### Short exercise
Return the records, each one exactly as written.

### Supplied records
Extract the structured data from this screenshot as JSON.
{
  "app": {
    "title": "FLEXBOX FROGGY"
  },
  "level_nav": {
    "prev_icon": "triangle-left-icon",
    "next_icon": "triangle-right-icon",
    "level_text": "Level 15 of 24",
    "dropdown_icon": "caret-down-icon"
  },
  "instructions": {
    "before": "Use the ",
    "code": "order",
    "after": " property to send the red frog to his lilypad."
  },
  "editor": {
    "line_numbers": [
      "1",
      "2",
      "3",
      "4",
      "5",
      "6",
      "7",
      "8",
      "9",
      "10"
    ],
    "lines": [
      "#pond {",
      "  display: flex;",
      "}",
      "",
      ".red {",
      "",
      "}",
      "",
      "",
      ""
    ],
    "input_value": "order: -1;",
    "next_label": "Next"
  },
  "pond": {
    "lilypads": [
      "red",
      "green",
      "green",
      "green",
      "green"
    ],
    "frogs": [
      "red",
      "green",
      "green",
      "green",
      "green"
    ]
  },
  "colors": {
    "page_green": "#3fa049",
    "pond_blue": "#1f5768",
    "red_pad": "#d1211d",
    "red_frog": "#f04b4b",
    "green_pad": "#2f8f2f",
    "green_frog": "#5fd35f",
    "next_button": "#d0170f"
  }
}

### Response for this exercise
Extract the structured data from this screenshot as JSON.
{
  "app": {
    "title": "FLEXBOX FROGGY"
  },
  "level_nav": {
    "prev_icon": "triangle-left-icon",
    "next_icon": "triangle-right-icon",
    "level_text": "Level 15 of 24",
    "dropdown_icon": "caret-down-icon"
  },
  "instructions": {
    "before": "Use the ",
    "code": "order",
    "after": " property to send the red frog to his lilypad."
  },
  "editor": {
    "line_numbers": [
      "1",
      "2",
      "3",
      "4",
      "5",
      "6",
      "7",
      "8",
      "9",
      "10"
    ],
    "lines": [
      "#pond {",
      "  display: flex;",
      "}",
      "",
      ".red {",
      "",
      "}",
      "",
      "",
      ""
    ],
    "input_value": "order: -1;",
    "next_label": "Next"
  },
  "pond": {
    "lilypads": [
      "red",
      "green",
      "green",
      "green",
      "green"
    ],
    "frogs": [
      "red",
      "green",
      "green",
      "green",
      "green"
    ]
  },
  "colors": {
    "page_green": "#3fa049",
    "pond_blue": "#1f5768",
    "red_pad": "#d1211d",
    "red_frog": "#f04b4b",
    "green_pad": "#2f8f2f",
    "green_frog": "#5fd35f",
    "next_button": "#d0170f"
  }
}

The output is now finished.